Requirement: Return every line of the data below that includes the string "text".

Provided material:

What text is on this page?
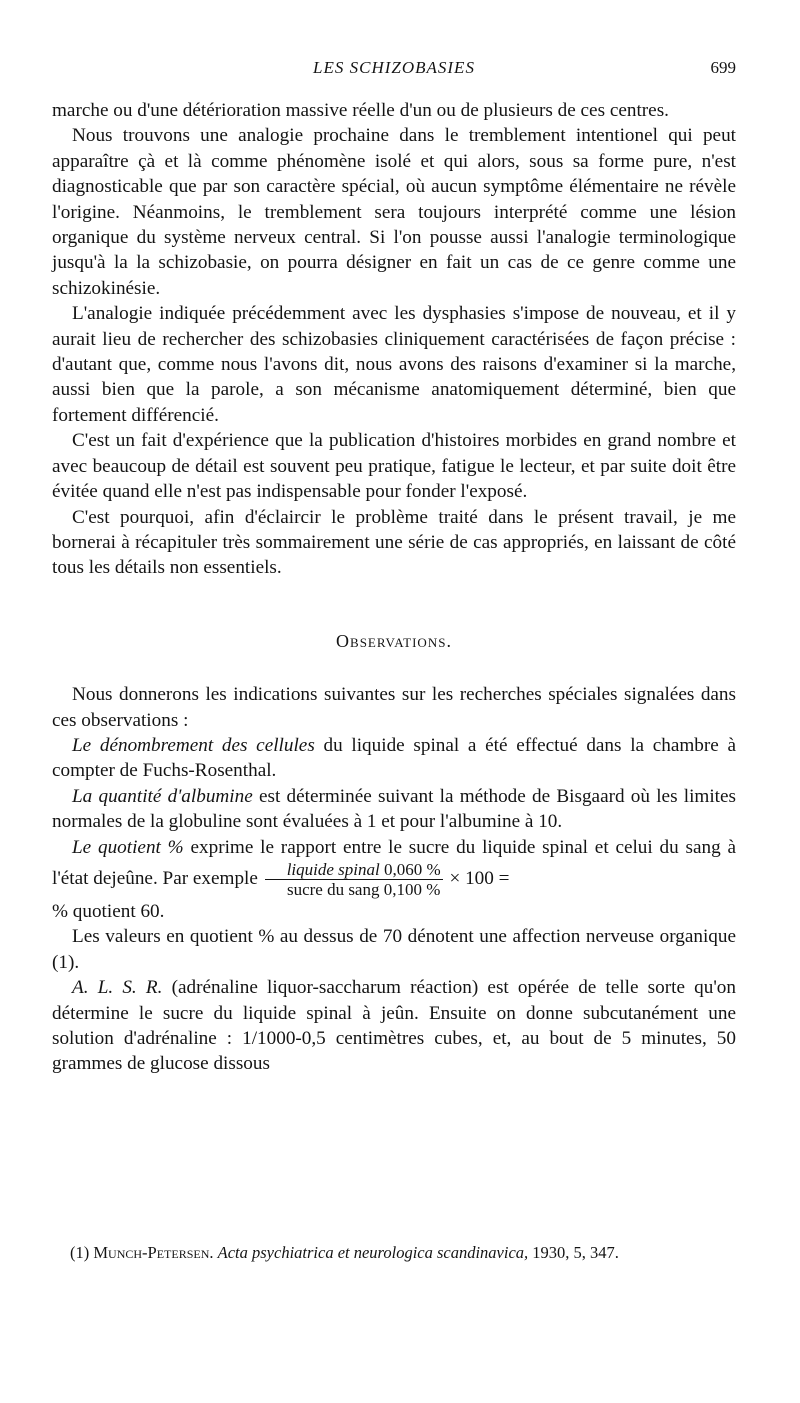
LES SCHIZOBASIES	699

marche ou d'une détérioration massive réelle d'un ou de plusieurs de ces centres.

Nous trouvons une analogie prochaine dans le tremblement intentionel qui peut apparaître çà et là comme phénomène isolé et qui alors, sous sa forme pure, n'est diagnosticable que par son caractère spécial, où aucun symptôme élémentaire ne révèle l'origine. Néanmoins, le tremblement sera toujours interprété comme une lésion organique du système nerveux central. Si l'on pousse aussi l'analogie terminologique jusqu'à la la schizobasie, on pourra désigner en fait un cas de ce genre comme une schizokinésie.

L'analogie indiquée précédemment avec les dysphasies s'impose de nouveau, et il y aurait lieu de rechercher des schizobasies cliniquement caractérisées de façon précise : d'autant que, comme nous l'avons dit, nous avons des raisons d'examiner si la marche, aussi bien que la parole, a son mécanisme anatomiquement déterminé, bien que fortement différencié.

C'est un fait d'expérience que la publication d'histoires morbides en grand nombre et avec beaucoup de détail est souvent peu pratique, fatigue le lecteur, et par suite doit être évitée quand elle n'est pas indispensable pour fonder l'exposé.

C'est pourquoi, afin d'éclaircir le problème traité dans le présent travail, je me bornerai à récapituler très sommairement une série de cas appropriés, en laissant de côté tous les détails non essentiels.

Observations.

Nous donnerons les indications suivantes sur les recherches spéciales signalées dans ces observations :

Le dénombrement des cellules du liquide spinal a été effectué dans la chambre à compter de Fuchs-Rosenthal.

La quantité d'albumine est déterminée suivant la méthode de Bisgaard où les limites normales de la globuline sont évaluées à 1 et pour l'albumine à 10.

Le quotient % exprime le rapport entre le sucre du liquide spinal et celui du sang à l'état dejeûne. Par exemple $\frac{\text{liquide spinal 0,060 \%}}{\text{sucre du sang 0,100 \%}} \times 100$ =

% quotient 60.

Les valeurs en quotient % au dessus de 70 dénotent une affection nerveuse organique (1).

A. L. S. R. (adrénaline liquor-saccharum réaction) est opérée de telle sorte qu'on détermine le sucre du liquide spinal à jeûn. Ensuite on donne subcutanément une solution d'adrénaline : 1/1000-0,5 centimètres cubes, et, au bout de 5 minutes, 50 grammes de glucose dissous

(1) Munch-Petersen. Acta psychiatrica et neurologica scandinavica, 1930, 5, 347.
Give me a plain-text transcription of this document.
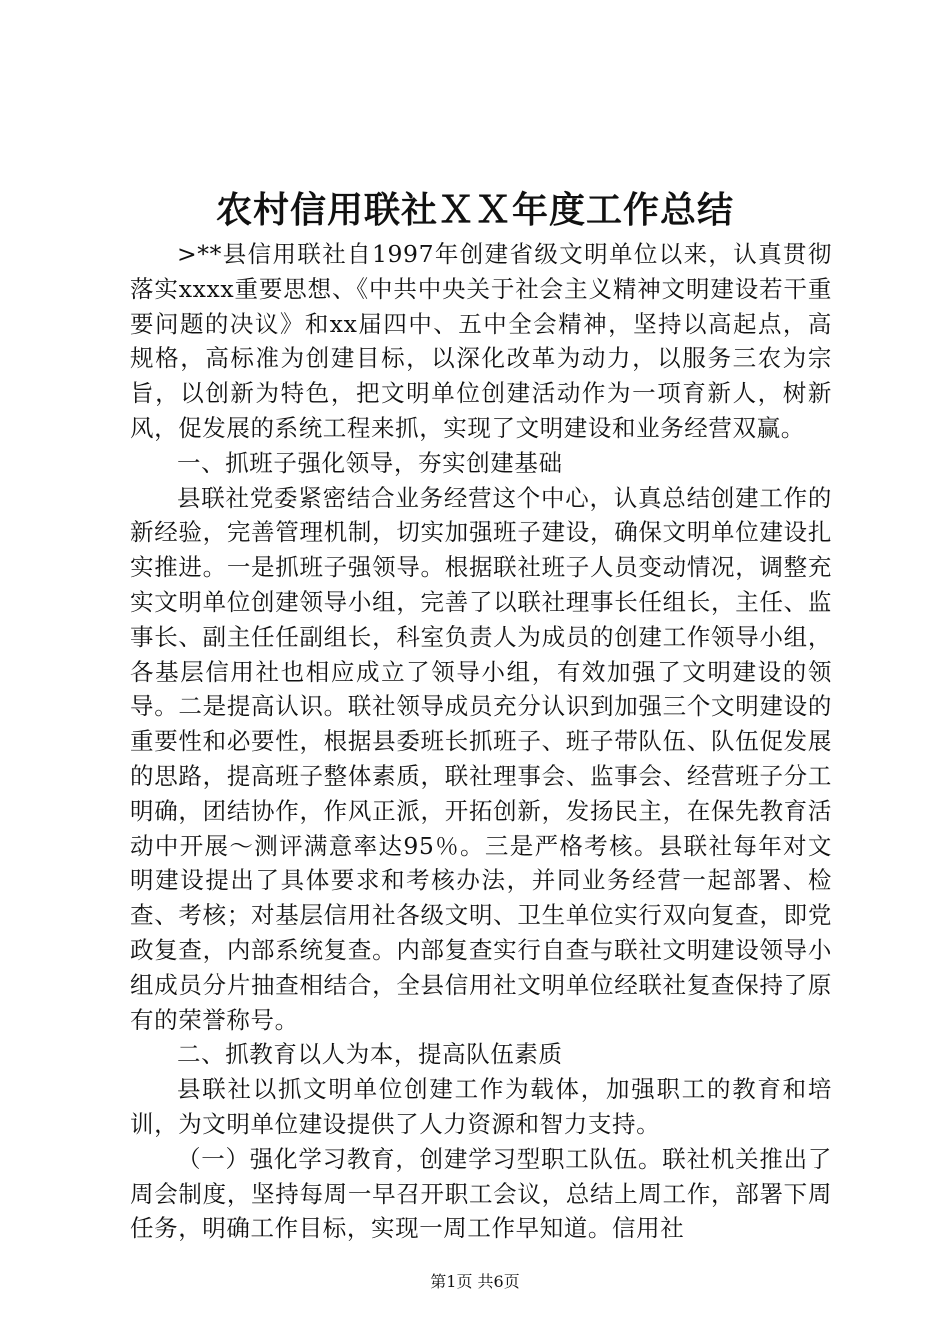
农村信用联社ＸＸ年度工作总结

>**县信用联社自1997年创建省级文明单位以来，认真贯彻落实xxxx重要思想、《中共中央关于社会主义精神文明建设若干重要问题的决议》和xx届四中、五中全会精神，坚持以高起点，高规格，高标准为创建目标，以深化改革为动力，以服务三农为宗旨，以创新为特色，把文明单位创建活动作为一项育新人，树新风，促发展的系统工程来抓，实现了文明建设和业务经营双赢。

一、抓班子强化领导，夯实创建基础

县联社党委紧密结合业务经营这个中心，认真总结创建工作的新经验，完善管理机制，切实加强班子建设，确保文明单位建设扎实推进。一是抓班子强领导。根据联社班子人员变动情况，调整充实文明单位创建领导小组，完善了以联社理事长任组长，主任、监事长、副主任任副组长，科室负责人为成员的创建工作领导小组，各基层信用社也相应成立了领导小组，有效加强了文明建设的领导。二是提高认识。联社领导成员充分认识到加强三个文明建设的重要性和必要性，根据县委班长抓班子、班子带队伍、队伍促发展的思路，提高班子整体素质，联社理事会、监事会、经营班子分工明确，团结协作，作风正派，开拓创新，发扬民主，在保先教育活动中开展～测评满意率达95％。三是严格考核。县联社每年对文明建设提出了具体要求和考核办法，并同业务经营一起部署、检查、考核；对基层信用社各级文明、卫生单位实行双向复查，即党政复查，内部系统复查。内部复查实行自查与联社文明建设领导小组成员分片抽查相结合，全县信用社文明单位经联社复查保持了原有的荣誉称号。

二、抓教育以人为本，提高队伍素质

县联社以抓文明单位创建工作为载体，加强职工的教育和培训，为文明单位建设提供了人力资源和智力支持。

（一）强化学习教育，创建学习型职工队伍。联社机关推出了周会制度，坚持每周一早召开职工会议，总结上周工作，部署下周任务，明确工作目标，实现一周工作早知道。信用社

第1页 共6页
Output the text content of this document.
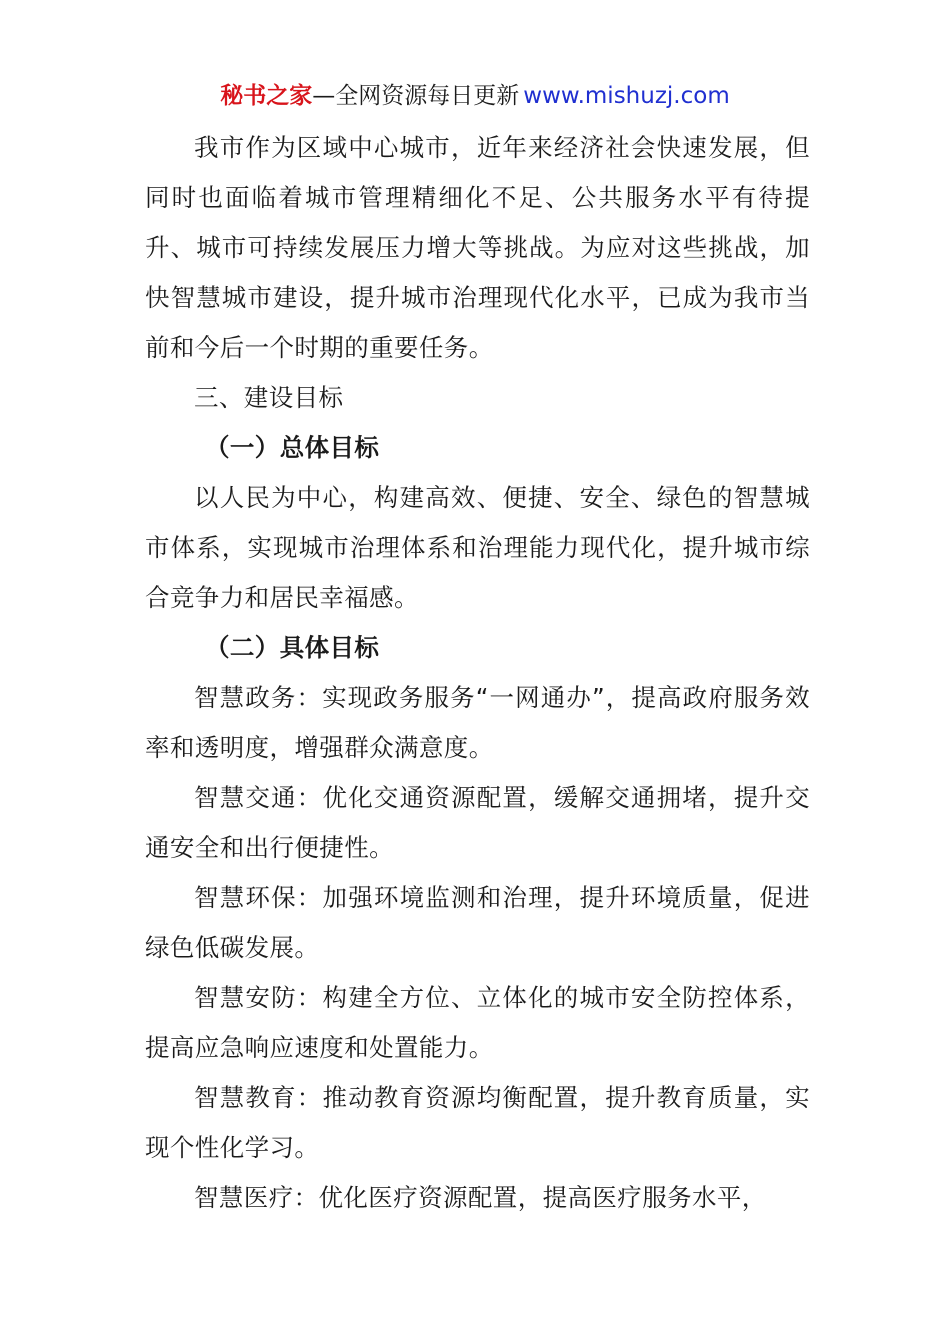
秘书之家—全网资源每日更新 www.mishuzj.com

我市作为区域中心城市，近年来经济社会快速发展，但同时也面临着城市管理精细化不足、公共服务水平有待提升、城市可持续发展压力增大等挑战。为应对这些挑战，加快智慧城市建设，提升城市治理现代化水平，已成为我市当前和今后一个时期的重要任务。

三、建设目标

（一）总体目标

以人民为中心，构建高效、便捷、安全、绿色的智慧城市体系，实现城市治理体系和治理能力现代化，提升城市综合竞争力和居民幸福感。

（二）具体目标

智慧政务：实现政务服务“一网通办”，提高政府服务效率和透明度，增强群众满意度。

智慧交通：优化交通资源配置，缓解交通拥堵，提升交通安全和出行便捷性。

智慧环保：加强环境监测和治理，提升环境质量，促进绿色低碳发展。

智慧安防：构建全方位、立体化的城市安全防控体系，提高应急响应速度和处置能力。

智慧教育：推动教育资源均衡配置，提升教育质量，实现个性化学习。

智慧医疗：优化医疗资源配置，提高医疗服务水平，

Task solution:
What text is on this page?
Le quotient % exprime le rapport entre le sucre du liquide spinal et celui du sang à l'état dejeûne. Par exemple $\frac{\text{liquide spinal 0,060 \%}}{\text{sucre du sang 0,100 \%}} \times 100$ =
Give me a plain-text transcription of this document.
Output the text content of this document.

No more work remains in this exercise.